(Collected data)
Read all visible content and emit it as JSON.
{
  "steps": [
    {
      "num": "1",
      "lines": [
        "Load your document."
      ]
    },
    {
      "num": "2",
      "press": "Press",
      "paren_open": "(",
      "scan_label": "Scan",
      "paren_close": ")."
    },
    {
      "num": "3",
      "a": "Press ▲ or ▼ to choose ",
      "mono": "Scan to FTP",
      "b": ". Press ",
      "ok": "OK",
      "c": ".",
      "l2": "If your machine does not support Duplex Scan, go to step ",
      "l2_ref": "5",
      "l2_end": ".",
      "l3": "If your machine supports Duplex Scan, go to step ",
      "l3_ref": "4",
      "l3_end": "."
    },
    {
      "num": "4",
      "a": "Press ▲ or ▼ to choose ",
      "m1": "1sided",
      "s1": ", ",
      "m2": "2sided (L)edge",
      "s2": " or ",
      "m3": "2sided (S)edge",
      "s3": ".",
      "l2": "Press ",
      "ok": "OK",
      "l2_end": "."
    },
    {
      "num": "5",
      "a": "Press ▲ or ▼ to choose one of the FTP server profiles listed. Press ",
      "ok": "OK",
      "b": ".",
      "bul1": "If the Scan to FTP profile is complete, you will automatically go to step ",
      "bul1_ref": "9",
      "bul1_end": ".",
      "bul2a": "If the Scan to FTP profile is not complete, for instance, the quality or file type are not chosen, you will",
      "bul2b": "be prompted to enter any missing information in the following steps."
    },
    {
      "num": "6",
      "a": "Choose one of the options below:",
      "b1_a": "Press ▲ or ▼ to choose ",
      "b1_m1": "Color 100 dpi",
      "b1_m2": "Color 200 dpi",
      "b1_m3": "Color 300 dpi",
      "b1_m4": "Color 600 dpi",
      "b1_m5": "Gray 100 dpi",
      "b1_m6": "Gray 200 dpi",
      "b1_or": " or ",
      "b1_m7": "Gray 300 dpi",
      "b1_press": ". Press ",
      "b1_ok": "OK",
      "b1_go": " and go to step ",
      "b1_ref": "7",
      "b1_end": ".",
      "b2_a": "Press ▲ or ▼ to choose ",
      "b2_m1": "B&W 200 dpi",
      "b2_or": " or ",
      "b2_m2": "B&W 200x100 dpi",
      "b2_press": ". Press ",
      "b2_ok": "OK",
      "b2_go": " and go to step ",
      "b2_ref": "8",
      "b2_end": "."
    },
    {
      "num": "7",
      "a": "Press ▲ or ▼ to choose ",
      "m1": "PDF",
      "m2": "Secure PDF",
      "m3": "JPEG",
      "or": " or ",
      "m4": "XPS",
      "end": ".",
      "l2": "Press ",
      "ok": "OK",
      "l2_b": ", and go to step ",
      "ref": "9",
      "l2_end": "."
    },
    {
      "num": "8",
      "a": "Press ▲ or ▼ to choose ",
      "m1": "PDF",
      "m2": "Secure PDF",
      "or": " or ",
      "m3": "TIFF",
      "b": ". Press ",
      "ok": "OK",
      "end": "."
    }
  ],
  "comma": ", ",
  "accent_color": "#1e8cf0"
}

Your objective — Return every line exactly.

Correct response —
Read all visible content and emit it as JSON.
{
  "steps": [
    {
      "num": "1",
      "lines": [
        "Load your document."
      ]
    },
    {
      "num": "2",
      "press": "Press",
      "paren_open": "(",
      "scan_label": "Scan",
      "paren_close": ")."
    },
    {
      "num": "3",
      "a": "Press ▲ or ▼ to choose ",
      "mono": "Scan to FTP",
      "b": ". Press ",
      "ok": "OK",
      "c": ".",
      "l2": "If your machine does not support Duplex Scan, go to step ",
      "l2_ref": "5",
      "l2_end": ".",
      "l3": "If your machine supports Duplex Scan, go to step ",
      "l3_ref": "4",
      "l3_end": "."
    },
    {
      "num": "4",
      "a": "Press ▲ or ▼ to choose ",
      "m1": "1sided",
      "s1": ", ",
      "m2": "2sided (L)edge",
      "s2": " or ",
      "m3": "2sided (S)edge",
      "s3": ".",
      "l2": "Press ",
      "ok": "OK",
      "l2_end": "."
    },
    {
      "num": "5",
      "a": "Press ▲ or ▼ to choose one of the FTP server profiles listed. Press ",
      "ok": "OK",
      "b": ".",
      "bul1": "If the Scan to FTP profile is complete, you will automatically go to step ",
      "bul1_ref": "9",
      "bul1_end": ".",
      "bul2a": "If the Scan to FTP profile is not complete, for instance, the quality or file type are not chosen, you will",
      "bul2b": "be prompted to enter any missing information in the following steps."
    },
    {
      "num": "6",
      "a": "Choose one of the options below:",
      "b1_a": "Press ▲ or ▼ to choose ",
      "b1_m1": "Color 100 dpi",
      "b1_m2": "Color 200 dpi",
      "b1_m3": "Color 300 dpi",
      "b1_m4": "Color 600 dpi",
      "b1_m5": "Gray 100 dpi",
      "b1_m6": "Gray 200 dpi",
      "b1_or": " or ",
      "b1_m7": "Gray 300 dpi",
      "b1_press": ". Press ",
      "b1_ok": "OK",
      "b1_go": " and go to step ",
      "b1_ref": "7",
      "b1_end": ".",
      "b2_a": "Press ▲ or ▼ to choose ",
      "b2_m1": "B&W 200 dpi",
      "b2_or": " or ",
      "b2_m2": "B&W 200x100 dpi",
      "b2_press": ". Press ",
      "b2_ok": "OK",
      "b2_go": " and go to step ",
      "b2_ref": "8",
      "b2_end": "."
    },
    {
      "num": "7",
      "a": "Press ▲ or ▼ to choose ",
      "m1": "PDF",
      "m2": "Secure PDF",
      "m3": "JPEG",
      "or": " or ",
      "m4": "XPS",
      "end": ".",
      "l2": "Press ",
      "ok": "OK",
      "l2_b": ", and go to step ",
      "ref": "9",
      "l2_end": "."
    },
    {
      "num": "8",
      "a": "Press ▲ or ▼ to choose ",
      "m1": "PDF",
      "m2": "Secure PDF",
      "or": " or ",
      "m3": "TIFF",
      "b": ". Press ",
      "ok": "OK",
      "end": "."
    }
  ],
  "comma": ", ",
  "accent_color": "#1e8cf0"
}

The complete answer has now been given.